## PROBLEM REQUIREMENTS
Find and copy lines holding "Hours".

== EXERCISE INPUT

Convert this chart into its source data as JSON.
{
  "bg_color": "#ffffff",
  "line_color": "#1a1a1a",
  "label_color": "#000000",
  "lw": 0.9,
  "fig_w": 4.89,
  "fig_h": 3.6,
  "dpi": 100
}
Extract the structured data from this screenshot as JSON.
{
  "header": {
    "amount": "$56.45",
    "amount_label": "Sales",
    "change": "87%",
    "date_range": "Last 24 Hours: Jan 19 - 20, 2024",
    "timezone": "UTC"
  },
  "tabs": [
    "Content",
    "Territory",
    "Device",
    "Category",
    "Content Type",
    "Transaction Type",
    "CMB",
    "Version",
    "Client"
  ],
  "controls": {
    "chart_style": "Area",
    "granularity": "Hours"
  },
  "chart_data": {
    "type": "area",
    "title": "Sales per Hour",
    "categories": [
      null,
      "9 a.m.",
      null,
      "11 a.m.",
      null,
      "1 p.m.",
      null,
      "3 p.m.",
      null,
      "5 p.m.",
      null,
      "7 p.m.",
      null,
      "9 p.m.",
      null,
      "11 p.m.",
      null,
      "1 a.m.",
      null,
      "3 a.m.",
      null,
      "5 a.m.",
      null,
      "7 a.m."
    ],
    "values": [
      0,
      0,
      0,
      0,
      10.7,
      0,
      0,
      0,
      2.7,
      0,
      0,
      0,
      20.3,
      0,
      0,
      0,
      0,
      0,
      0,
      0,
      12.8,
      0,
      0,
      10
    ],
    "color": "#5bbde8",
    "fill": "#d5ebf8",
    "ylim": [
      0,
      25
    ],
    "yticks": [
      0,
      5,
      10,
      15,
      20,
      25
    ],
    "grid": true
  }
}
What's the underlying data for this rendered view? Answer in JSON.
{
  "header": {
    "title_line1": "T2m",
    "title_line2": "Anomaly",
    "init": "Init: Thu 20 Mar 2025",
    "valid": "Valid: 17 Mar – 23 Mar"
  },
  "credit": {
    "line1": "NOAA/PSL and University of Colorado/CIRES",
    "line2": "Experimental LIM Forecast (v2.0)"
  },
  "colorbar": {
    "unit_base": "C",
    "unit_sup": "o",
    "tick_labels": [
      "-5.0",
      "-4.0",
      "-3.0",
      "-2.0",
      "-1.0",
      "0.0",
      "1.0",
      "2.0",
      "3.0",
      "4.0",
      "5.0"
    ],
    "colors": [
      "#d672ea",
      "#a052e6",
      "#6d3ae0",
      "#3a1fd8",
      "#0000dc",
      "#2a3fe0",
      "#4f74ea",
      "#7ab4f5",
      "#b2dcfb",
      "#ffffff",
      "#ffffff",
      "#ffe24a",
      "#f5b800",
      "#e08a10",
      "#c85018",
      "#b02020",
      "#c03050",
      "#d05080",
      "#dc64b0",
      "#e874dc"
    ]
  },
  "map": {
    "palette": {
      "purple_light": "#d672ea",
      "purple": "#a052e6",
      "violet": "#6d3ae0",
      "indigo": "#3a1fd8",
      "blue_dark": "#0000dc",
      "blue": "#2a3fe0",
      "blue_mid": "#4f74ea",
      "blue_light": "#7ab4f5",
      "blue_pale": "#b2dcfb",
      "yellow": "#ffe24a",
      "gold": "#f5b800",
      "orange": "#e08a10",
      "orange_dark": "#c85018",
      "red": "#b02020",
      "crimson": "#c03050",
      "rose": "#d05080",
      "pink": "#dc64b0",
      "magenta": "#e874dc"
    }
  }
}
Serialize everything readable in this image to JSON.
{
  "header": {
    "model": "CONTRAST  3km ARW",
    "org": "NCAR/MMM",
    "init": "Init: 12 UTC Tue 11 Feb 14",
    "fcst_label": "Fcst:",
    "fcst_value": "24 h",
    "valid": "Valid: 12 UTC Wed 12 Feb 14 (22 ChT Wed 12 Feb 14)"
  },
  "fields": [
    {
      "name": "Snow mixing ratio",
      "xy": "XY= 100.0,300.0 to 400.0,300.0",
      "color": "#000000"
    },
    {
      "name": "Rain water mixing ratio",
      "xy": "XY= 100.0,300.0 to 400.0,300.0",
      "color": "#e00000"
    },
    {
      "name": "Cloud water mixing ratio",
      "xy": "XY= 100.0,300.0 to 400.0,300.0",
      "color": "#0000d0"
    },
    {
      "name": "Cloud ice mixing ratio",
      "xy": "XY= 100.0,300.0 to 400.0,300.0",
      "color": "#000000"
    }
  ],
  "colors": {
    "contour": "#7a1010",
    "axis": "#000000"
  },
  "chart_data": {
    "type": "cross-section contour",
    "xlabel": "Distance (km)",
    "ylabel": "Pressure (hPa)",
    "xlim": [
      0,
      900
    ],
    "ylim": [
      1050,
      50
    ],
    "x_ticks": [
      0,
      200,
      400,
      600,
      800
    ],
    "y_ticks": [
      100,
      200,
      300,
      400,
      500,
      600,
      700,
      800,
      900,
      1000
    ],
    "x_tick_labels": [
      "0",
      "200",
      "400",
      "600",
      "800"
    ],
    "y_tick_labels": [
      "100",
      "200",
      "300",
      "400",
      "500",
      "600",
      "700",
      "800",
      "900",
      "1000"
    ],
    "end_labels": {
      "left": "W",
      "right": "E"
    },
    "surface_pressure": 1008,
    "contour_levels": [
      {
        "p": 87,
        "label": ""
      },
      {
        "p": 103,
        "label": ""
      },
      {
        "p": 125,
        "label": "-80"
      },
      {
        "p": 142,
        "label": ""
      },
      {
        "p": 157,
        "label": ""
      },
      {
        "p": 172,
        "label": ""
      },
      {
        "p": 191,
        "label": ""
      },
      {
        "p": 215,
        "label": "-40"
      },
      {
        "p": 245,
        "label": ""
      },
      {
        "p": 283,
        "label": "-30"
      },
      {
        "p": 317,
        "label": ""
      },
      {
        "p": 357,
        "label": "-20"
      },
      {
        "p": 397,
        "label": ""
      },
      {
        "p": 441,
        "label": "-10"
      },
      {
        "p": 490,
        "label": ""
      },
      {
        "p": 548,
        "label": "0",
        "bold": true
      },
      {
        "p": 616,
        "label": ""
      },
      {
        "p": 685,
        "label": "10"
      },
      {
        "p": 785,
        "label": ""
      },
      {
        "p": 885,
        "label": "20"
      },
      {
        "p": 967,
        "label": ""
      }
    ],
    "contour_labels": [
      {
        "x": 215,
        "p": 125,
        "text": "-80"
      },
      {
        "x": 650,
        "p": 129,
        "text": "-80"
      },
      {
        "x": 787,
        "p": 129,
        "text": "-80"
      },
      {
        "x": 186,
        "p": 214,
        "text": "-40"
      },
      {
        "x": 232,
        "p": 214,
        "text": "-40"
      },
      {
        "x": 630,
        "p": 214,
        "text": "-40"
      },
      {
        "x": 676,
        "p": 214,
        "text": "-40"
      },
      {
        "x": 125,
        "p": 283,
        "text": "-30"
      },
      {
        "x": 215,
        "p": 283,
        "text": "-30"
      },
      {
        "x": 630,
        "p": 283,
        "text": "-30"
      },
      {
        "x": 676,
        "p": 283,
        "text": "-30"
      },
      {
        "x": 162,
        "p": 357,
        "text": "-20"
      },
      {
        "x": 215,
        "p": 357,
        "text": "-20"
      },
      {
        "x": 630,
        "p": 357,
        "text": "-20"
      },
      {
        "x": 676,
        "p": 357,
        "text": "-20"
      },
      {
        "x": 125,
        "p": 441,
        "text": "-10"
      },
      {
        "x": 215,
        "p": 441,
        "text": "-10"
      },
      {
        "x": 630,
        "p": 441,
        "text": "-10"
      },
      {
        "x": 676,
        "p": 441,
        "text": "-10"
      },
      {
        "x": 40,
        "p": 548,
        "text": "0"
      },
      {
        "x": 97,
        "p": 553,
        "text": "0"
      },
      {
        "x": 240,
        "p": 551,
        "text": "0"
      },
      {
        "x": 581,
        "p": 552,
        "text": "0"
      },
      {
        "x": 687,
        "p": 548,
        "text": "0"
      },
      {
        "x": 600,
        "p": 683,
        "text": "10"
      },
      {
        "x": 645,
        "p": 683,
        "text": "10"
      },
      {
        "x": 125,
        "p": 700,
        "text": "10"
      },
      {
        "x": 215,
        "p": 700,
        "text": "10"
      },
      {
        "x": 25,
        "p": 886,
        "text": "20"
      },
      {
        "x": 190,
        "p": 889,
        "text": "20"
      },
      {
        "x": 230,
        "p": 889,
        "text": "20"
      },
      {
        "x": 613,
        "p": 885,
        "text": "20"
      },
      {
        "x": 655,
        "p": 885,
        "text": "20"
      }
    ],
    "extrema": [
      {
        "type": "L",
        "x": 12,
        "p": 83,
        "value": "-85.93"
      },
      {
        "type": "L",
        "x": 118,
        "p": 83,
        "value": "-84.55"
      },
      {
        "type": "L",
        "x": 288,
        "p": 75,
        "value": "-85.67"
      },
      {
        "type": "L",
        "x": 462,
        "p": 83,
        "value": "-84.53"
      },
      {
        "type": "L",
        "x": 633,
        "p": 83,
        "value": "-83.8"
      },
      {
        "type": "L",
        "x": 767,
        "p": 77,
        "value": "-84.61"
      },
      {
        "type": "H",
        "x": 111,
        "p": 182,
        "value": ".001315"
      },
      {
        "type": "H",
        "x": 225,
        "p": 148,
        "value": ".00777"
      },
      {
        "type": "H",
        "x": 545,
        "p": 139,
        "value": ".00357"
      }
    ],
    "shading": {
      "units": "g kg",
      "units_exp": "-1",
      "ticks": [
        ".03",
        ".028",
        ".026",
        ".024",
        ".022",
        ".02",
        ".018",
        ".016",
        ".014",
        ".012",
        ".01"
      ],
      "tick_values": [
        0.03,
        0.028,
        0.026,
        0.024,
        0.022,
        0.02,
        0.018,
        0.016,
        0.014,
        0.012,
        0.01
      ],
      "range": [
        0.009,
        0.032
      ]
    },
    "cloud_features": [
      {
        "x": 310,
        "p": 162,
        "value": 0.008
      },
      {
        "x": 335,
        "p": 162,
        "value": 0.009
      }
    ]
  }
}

====

## RESULT OF THIS EXERCISE
    "date_range": "Last 24 Hours: Jan 19 - 20, 2024",
    "granularity": "Hours"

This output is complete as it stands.